**WORK TO DO**
Identify each line in the records below that contains the word "résilience", and copy it.

---------- EXTRACTED DATA ----------

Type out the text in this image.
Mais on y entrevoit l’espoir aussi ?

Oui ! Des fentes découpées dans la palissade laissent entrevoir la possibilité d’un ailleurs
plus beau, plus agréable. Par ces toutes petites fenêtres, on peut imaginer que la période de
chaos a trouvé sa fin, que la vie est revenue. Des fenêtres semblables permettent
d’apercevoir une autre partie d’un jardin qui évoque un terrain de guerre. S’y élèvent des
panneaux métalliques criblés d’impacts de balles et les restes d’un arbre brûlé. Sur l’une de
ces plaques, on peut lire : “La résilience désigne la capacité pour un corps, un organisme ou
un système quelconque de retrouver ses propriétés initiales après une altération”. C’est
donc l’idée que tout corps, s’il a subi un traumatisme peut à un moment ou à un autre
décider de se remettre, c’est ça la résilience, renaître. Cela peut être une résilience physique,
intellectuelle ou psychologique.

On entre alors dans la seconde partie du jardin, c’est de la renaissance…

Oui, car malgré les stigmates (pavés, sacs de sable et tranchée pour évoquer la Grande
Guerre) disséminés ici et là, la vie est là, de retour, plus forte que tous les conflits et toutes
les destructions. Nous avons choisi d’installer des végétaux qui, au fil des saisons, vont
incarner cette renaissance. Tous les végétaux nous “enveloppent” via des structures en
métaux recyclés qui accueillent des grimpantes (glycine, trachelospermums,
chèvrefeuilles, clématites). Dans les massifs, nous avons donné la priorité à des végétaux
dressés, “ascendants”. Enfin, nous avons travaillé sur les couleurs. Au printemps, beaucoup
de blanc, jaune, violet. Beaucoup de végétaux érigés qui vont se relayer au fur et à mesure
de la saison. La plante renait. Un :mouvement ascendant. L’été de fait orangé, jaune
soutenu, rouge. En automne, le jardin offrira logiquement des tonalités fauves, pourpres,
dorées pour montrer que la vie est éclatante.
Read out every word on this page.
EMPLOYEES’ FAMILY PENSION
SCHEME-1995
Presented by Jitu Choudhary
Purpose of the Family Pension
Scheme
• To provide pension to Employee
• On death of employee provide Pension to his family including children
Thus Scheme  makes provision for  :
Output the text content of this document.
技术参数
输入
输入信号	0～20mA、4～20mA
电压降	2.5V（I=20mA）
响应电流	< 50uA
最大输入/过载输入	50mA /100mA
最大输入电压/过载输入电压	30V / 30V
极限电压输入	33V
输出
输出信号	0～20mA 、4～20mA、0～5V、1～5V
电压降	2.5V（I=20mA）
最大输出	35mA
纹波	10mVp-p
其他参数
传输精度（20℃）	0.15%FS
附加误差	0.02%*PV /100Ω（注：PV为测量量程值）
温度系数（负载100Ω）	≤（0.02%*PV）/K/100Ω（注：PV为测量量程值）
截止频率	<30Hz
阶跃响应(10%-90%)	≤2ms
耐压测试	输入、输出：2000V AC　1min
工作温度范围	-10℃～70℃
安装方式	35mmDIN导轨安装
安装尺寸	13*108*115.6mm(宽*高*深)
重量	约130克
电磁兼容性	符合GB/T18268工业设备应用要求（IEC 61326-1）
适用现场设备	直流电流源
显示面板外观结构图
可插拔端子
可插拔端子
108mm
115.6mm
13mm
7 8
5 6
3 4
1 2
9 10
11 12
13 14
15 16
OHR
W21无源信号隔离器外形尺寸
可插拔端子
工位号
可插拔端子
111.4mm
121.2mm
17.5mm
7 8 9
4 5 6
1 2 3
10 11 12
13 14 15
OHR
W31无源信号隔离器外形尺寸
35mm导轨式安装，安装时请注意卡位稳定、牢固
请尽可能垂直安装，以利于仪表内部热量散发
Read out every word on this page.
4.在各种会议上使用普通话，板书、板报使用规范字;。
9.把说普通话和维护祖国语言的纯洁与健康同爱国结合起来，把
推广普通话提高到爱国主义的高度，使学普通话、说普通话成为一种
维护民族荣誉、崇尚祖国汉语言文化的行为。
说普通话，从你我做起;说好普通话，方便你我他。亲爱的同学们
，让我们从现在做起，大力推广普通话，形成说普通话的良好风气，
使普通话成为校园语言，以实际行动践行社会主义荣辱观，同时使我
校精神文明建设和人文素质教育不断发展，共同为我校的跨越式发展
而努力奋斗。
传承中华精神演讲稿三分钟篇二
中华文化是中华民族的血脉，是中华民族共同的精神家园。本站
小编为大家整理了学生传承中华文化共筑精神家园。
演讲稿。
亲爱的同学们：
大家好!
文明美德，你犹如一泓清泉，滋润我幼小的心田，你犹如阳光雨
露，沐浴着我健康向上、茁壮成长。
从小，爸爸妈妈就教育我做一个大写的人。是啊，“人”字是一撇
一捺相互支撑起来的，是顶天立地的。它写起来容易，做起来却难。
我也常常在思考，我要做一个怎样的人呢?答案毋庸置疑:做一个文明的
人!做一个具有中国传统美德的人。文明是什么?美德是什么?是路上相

----------

**ANSWER TO THIS TASK**
ces plaques, on peut lire : “La résilience désigne la capacité pour un corps, un organisme ou
décider de se remettre, c’est ça la résilience, renaître. Cela peut être une résilience physique,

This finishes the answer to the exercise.